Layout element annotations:
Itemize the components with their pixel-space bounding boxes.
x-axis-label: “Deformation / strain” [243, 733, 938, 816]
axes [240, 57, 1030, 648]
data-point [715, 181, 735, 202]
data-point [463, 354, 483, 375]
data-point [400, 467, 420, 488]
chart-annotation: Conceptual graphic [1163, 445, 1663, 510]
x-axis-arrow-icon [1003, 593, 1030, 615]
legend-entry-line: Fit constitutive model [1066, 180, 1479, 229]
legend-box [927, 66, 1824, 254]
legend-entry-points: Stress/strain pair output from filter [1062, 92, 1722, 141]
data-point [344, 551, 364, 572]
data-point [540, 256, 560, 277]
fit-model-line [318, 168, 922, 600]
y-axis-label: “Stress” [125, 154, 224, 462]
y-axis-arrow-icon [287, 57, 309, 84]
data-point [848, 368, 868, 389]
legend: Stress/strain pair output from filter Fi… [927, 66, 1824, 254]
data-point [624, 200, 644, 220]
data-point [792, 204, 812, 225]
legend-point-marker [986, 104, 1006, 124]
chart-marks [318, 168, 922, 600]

**Required work**
Reproduce all of the lines above, swapping "data-point" for "scatter-point" wherever it occurs and leaving everything else unchanged.

**Completed task**
Itemize the components with their pixel-space bounding boxes.
x-axis-label: “Deformation / strain” [243, 733, 938, 816]
axes [240, 57, 1030, 648]
scatter-point [715, 181, 735, 202]
scatter-point [463, 354, 483, 375]
scatter-point [400, 467, 420, 488]
chart-annotation: Conceptual graphic [1163, 445, 1663, 510]
x-axis-arrow-icon [1003, 593, 1030, 615]
legend-entry-line: Fit constitutive model [1066, 180, 1479, 229]
legend-box [927, 66, 1824, 254]
legend-entry-points: Stress/strain pair output from filter [1062, 92, 1722, 141]
scatter-point [344, 551, 364, 572]
scatter-point [540, 256, 560, 277]
fit-model-line [318, 168, 922, 600]
y-axis-label: “Stress” [125, 154, 224, 462]
y-axis-arrow-icon [287, 57, 309, 84]
scatter-point [848, 368, 868, 389]
legend: Stress/strain pair output from filter Fi… [927, 66, 1824, 254]
scatter-point [624, 200, 644, 220]
scatter-point [792, 204, 812, 225]
legend-point-marker [986, 104, 1006, 124]
chart-marks [318, 168, 922, 600]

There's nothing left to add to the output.